* start Listed records *
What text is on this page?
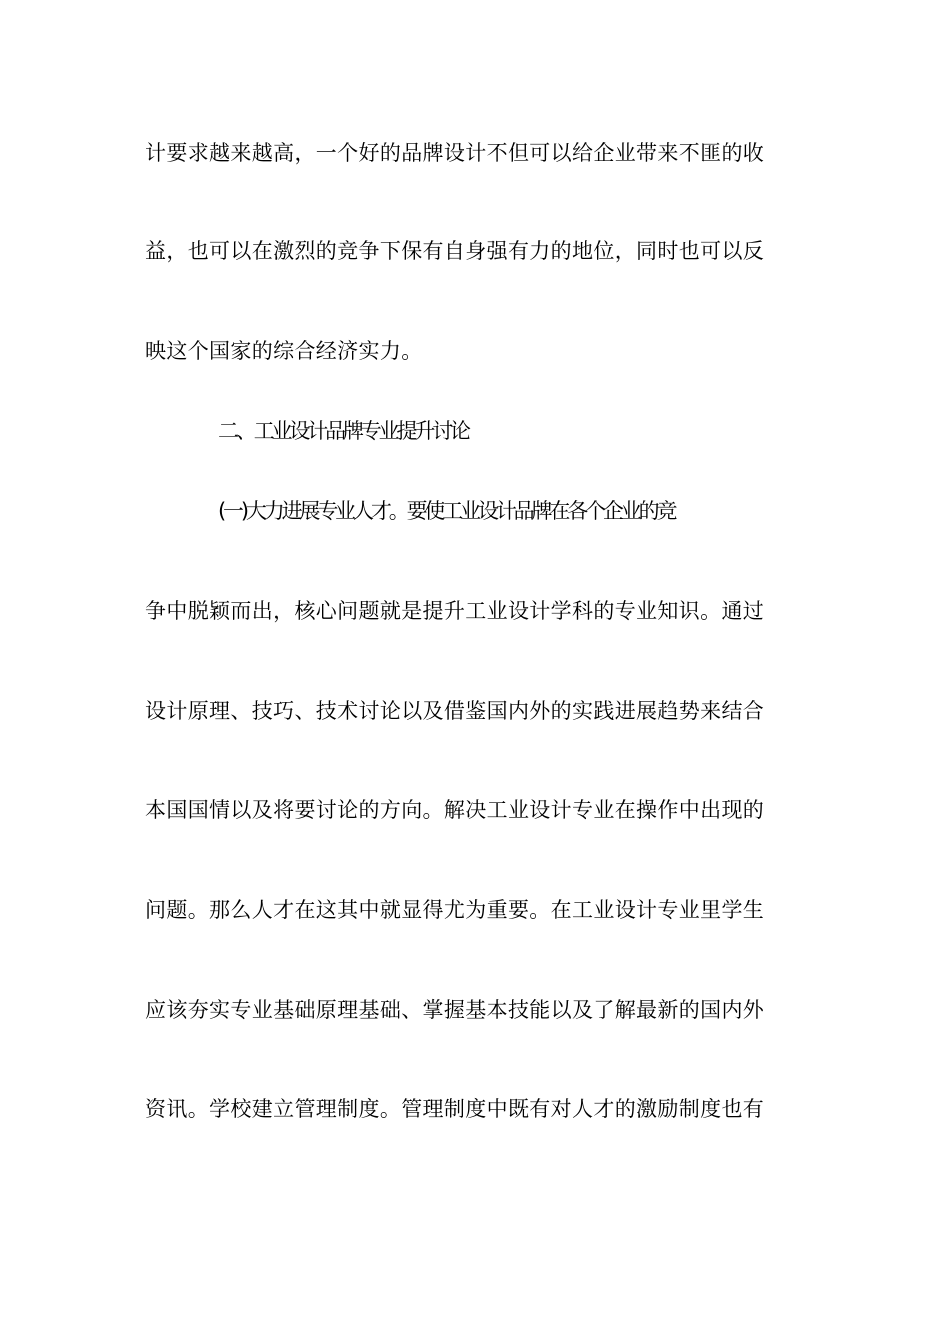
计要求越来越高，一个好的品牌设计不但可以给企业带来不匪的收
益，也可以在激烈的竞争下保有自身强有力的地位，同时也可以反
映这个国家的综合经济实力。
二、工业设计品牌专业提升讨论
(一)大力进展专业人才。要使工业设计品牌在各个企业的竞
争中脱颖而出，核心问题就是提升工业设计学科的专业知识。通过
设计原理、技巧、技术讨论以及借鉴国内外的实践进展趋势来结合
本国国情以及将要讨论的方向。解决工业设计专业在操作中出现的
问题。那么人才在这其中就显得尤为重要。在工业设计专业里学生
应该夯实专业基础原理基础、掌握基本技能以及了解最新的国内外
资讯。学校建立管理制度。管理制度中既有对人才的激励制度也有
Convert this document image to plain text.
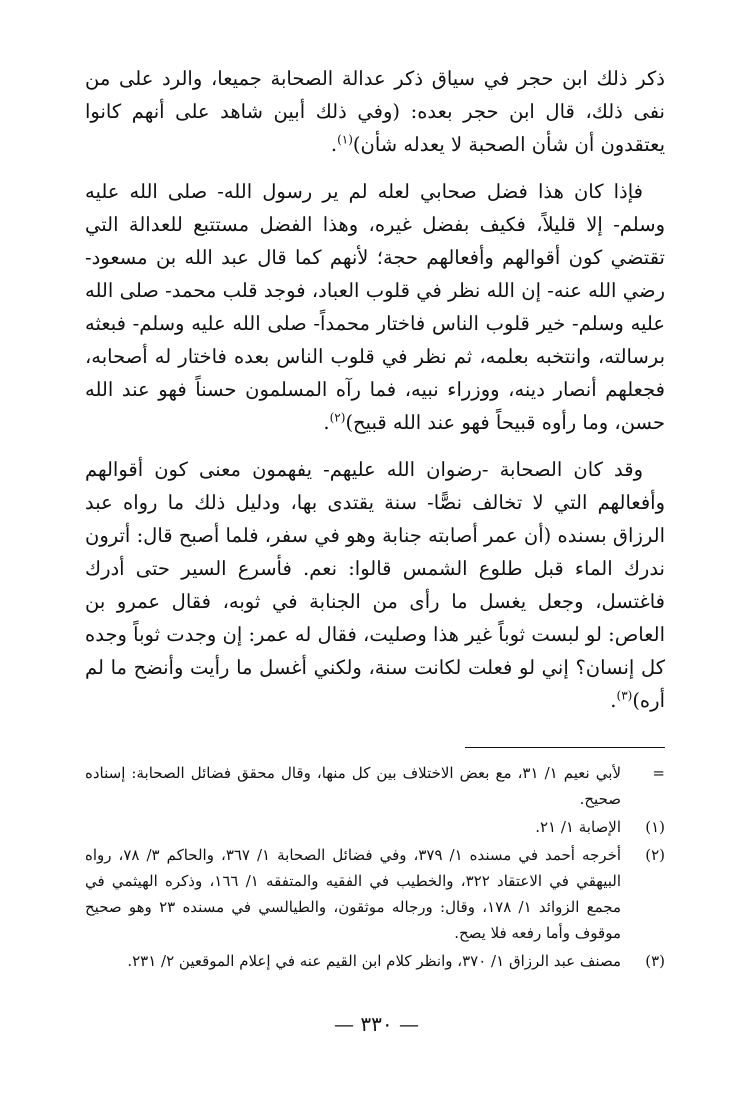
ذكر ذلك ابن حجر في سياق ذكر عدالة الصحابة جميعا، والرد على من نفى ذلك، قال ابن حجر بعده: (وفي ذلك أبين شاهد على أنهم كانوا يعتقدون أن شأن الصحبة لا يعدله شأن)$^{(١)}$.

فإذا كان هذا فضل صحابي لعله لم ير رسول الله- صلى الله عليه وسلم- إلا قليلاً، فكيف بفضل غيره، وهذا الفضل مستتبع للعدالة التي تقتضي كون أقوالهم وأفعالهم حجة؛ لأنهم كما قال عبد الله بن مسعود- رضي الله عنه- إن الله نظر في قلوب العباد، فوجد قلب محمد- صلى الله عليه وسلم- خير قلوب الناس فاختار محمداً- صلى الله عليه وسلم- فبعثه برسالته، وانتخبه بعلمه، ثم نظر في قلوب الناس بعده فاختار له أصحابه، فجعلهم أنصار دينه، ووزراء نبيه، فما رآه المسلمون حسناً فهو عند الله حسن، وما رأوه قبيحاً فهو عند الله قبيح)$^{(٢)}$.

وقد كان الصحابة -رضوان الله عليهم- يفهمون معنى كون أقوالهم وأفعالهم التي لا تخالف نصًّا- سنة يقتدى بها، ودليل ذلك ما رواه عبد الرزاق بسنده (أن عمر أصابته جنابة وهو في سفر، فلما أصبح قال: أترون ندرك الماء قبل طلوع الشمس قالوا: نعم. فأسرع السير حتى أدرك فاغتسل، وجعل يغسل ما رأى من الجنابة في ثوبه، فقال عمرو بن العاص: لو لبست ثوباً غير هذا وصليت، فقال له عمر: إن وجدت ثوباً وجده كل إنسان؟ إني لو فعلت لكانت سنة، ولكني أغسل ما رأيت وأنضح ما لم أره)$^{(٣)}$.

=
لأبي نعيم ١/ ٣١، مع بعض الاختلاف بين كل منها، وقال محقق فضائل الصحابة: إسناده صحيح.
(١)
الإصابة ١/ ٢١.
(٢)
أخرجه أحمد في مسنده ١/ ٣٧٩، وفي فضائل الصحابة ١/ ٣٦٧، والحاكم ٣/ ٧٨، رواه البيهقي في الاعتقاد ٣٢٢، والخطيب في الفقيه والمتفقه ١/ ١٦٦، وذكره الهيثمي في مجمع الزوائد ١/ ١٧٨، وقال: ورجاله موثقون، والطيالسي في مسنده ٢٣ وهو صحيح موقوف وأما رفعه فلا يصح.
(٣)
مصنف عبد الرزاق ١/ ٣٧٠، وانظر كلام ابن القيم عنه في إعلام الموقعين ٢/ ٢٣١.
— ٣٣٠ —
* end Listed records *
* start Listed records *
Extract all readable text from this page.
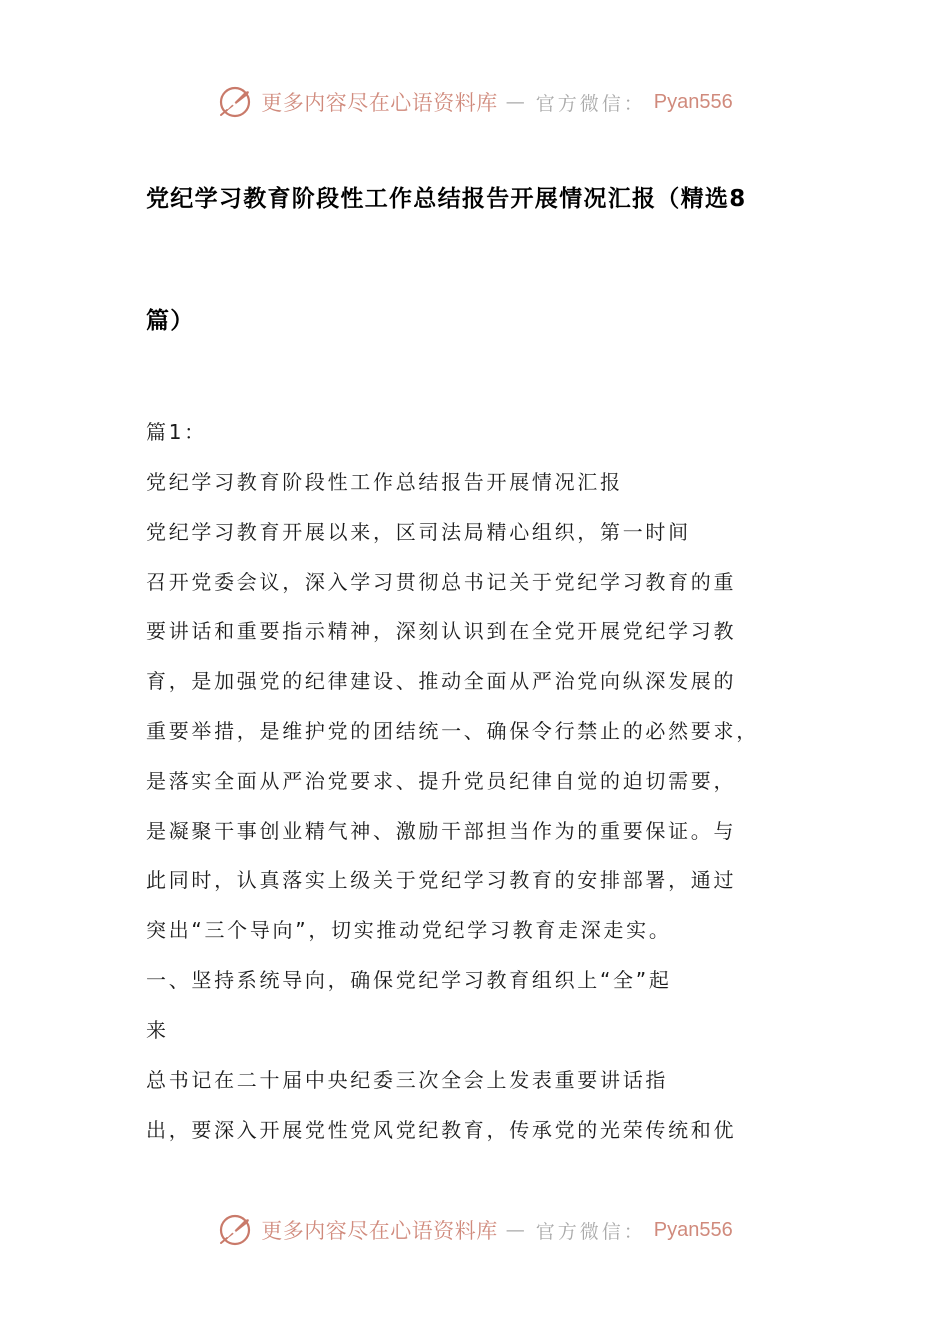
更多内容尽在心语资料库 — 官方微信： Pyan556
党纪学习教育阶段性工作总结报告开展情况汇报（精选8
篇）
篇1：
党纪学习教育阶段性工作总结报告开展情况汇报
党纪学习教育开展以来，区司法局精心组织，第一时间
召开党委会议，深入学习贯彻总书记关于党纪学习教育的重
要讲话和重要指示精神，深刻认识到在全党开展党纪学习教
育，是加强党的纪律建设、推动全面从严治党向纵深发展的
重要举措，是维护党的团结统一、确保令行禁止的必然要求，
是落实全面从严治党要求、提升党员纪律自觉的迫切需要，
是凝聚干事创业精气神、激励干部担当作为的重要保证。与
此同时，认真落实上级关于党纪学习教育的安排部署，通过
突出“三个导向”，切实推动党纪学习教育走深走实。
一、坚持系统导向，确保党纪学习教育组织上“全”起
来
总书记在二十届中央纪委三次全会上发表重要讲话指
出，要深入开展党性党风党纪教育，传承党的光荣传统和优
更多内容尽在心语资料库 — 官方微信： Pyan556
* end Listed records *
* start Listed records *
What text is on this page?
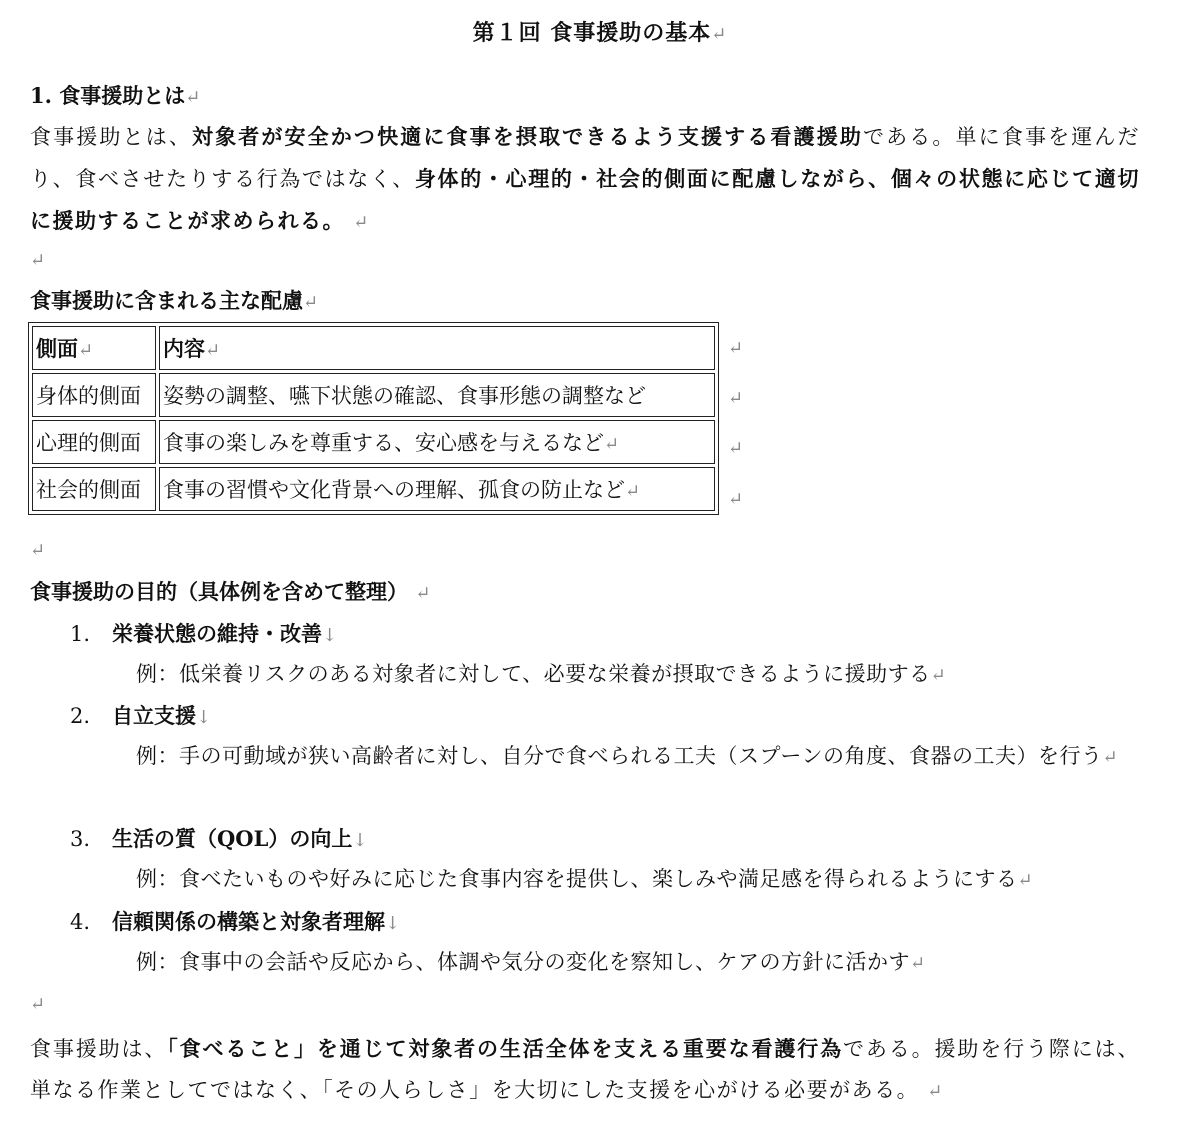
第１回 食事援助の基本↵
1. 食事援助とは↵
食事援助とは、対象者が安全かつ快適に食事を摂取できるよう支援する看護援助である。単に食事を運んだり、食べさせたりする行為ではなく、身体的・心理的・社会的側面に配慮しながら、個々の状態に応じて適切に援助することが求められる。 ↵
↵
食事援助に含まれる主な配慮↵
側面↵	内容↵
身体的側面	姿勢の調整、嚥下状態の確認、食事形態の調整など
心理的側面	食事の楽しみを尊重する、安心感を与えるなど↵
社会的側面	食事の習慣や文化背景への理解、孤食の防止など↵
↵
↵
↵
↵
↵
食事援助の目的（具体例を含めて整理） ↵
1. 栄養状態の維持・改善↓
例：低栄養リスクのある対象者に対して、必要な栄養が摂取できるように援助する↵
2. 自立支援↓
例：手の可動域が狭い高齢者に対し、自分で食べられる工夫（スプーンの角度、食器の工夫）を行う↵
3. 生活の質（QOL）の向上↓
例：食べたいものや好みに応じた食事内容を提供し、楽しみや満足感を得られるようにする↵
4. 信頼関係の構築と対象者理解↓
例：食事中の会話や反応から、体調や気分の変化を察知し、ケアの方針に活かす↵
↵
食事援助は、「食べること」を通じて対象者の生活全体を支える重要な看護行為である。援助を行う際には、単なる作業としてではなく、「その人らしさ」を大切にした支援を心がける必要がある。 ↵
* end Listed records *
Determine how many lines of the data contain the word "text", and reply with that number only.

4